-- LISTED RECORDS start --
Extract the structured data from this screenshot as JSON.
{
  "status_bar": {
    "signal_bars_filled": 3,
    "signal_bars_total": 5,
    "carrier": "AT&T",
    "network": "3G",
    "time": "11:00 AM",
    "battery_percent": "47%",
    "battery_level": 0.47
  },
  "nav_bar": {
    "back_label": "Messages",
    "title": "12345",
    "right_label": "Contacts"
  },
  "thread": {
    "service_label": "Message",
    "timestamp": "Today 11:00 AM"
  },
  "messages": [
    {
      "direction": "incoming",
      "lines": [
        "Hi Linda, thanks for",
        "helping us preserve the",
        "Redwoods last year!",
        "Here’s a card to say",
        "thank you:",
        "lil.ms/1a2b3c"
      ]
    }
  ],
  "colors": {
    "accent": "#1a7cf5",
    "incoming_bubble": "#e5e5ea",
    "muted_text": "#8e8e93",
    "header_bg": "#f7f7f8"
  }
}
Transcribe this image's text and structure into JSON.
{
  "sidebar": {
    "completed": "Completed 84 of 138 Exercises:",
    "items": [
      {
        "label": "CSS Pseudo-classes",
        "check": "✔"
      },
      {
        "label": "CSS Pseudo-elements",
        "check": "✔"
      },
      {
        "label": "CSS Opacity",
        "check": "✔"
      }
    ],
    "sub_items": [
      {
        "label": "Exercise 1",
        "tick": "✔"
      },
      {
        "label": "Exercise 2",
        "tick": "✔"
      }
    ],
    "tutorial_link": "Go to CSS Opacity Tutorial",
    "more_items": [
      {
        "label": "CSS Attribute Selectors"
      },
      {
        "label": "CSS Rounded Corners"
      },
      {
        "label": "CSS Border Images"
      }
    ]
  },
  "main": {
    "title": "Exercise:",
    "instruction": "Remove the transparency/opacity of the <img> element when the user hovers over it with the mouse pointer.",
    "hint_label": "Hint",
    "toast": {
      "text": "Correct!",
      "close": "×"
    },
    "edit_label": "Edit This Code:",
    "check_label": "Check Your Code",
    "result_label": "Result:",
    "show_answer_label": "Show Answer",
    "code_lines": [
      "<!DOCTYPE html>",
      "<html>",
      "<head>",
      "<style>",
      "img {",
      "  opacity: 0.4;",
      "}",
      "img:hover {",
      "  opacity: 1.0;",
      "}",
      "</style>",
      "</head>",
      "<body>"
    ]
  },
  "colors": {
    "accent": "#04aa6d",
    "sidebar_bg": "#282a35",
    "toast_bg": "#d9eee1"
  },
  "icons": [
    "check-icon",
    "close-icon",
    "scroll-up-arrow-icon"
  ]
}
-- LISTED RECORDS end --
Quote every entry exactly.

▶ _ANSWER FOR THIS EXERCISE_:
Extract the structured data from this screenshot as JSON.
{
  "status_bar": {
    "signal_bars_filled": 3,
    "signal_bars_total": 5,
    "carrier": "AT&T",
    "network": "3G",
    "time": "11:00 AM",
    "battery_percent": "47%",
    "battery_level": 0.47
  },
  "nav_bar": {
    "back_label": "Messages",
    "title": "12345",
    "right_label": "Contacts"
  },
  "thread": {
    "service_label": "Message",
    "timestamp": "Today 11:00 AM"
  },
  "messages": [
    {
      "direction": "incoming",
      "lines": [
        "Hi Linda, thanks for",
        "helping us preserve the",
        "Redwoods last year!",
        "Here’s a card to say",
        "thank you:",
        "lil.ms/1a2b3c"
      ]
    }
  ],
  "colors": {
    "accent": "#1a7cf5",
    "incoming_bubble": "#e5e5ea",
    "muted_text": "#8e8e93",
    "header_bg": "#f7f7f8"
  }
}
Transcribe this image's text and structure into JSON.
{
  "sidebar": {
    "completed": "Completed 84 of 138 Exercises:",
    "items": [
      {
        "label": "CSS Pseudo-classes",
        "check": "✔"
      },
      {
        "label": "CSS Pseudo-elements",
        "check": "✔"
      },
      {
        "label": "CSS Opacity",
        "check": "✔"
      }
    ],
    "sub_items": [
      {
        "label": "Exercise 1",
        "tick": "✔"
      },
      {
        "label": "Exercise 2",
        "tick": "✔"
      }
    ],
    "tutorial_link": "Go to CSS Opacity Tutorial",
    "more_items": [
      {
        "label": "CSS Attribute Selectors"
      },
      {
        "label": "CSS Rounded Corners"
      },
      {
        "label": "CSS Border Images"
      }
    ]
  },
  "main": {
    "title": "Exercise:",
    "instruction": "Remove the transparency/opacity of the <img> element when the user hovers over it with the mouse pointer.",
    "hint_label": "Hint",
    "toast": {
      "text": "Correct!",
      "close": "×"
    },
    "edit_label": "Edit This Code:",
    "check_label": "Check Your Code",
    "result_label": "Result:",
    "show_answer_label": "Show Answer",
    "code_lines": [
      "<!DOCTYPE html>",
      "<html>",
      "<head>",
      "<style>",
      "img {",
      "  opacity: 0.4;",
      "}",
      "img:hover {",
      "  opacity: 1.0;",
      "}",
      "</style>",
      "</head>",
      "<body>"
    ]
  },
  "colors": {
    "accent": "#04aa6d",
    "sidebar_bg": "#282a35",
    "toast_bg": "#d9eee1"
  },
  "icons": [
    "check-icon",
    "close-icon",
    "scroll-up-arrow-icon"
  ]
}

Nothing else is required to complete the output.